* _Your goal_: Find the line with "Type out the text in this image." in the data below. Repeat it and every line after it up to the end, exactly, but drop the pictures.

* _Information provided_:
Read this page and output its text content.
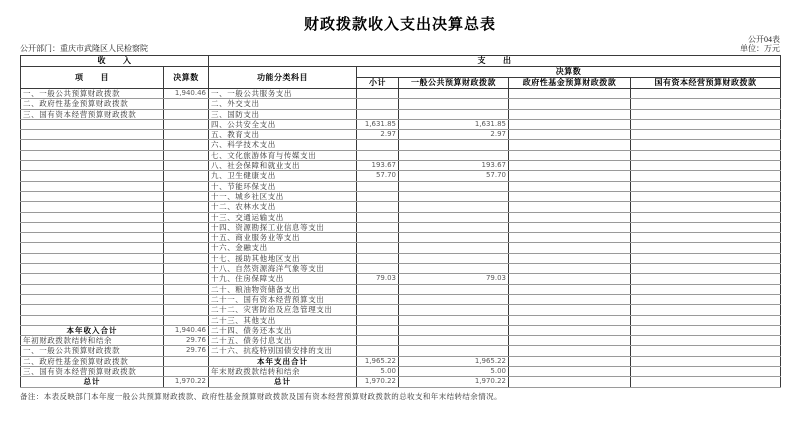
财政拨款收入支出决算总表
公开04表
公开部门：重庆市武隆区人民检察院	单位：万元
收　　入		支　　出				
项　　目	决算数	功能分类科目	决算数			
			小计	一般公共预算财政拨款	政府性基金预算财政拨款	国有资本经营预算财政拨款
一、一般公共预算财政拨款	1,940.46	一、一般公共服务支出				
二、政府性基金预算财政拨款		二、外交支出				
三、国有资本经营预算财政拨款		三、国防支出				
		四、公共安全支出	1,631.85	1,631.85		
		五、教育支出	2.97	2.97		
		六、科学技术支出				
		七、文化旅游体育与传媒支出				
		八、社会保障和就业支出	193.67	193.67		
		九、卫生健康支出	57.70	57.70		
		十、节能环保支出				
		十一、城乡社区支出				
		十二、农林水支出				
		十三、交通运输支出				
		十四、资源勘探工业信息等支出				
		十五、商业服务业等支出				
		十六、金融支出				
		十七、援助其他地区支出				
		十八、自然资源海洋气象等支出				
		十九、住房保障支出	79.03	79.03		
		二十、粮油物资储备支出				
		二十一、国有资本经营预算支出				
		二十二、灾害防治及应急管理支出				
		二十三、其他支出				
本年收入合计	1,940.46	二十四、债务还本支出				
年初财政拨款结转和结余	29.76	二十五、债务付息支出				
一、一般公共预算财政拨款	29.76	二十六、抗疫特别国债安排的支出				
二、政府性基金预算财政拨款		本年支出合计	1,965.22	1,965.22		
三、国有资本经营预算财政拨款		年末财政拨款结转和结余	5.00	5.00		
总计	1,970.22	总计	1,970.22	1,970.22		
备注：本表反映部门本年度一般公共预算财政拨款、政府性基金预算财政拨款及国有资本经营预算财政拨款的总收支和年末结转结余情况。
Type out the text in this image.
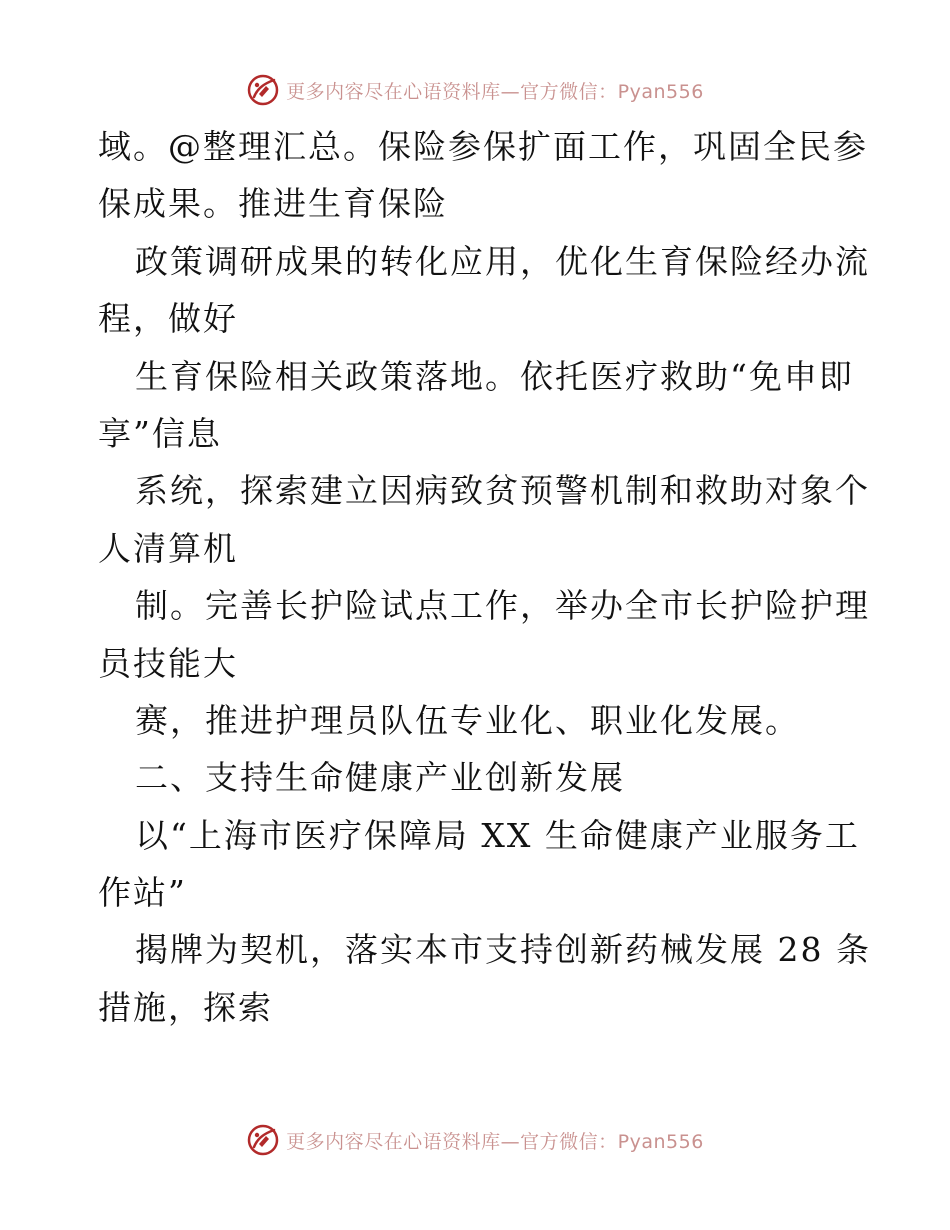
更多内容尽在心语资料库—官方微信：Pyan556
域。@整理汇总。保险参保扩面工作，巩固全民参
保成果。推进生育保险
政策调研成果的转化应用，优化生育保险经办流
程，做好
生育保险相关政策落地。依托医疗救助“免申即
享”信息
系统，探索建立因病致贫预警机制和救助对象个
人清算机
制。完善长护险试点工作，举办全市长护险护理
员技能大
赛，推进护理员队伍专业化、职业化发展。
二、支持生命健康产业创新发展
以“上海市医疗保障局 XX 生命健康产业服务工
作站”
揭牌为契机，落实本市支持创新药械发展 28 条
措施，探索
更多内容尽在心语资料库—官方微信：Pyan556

* _Finished answer_:
Type out the text in this image.
更多内容尽在心语资料库—官方微信：Pyan556
域。@整理汇总。保险参保扩面工作，巩固全民参
保成果。推进生育保险
政策调研成果的转化应用，优化生育保险经办流
程，做好
生育保险相关政策落地。依托医疗救助“免申即
享”信息
系统，探索建立因病致贫预警机制和救助对象个
人清算机
制。完善长护险试点工作，举办全市长护险护理
员技能大
赛，推进护理员队伍专业化、职业化发展。
二、支持生命健康产业创新发展
以“上海市医疗保障局 XX 生命健康产业服务工
作站”
揭牌为契机，落实本市支持创新药械发展 28 条
措施，探索
更多内容尽在心语资料库—官方微信：Pyan556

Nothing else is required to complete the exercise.